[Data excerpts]
******

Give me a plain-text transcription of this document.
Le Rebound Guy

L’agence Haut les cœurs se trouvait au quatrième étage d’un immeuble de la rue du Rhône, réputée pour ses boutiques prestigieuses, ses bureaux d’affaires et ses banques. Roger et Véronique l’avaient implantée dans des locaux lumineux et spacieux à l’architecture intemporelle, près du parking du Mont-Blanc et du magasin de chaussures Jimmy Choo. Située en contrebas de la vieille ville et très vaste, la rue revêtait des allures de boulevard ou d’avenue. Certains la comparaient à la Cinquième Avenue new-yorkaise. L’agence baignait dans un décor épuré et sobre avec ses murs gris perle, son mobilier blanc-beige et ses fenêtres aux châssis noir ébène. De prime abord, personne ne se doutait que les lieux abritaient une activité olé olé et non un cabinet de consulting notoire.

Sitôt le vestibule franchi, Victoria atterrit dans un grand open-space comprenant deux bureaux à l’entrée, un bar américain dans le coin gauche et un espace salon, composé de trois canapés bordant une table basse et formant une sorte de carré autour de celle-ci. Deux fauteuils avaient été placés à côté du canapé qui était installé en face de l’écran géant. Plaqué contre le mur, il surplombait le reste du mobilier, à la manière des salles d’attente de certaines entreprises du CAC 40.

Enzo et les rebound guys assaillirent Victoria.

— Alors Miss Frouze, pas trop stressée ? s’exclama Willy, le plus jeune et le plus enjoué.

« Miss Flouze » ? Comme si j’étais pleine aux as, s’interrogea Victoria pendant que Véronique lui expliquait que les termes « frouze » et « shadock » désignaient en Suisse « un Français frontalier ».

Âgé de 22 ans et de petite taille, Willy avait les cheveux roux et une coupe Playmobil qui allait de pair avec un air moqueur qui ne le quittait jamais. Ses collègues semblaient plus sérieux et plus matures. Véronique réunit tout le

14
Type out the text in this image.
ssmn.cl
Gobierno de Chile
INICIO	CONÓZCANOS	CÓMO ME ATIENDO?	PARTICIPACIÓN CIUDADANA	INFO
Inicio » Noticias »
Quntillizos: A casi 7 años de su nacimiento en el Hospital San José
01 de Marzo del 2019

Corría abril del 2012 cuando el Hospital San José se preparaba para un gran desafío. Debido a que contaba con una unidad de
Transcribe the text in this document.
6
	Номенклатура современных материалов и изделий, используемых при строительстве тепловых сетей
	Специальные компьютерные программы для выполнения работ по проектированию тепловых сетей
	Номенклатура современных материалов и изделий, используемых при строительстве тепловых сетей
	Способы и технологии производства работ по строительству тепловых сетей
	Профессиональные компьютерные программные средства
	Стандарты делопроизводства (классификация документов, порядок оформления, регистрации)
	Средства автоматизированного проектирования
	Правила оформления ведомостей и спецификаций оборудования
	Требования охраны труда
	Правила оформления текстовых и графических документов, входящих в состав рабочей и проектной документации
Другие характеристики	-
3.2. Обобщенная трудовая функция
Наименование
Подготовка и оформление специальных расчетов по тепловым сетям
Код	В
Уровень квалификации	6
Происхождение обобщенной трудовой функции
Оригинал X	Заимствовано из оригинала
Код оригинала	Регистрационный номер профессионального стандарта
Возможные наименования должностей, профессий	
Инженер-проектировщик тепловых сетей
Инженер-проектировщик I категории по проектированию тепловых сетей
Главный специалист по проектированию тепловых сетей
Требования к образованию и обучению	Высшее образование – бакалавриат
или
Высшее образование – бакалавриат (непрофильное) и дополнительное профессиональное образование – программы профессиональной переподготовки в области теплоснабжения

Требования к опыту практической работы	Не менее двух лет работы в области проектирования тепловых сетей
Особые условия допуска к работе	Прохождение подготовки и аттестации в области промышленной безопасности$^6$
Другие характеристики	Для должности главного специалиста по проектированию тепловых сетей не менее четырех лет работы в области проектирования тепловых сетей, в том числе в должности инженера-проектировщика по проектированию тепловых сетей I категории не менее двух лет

******

What the task requires: Show every line from the listing above in which the string "оригинала" appears.

Solution for this task:
Оригинал X	Заимствовано из оригинала
Код оригинала	Регистрационный номер профессионального стандарта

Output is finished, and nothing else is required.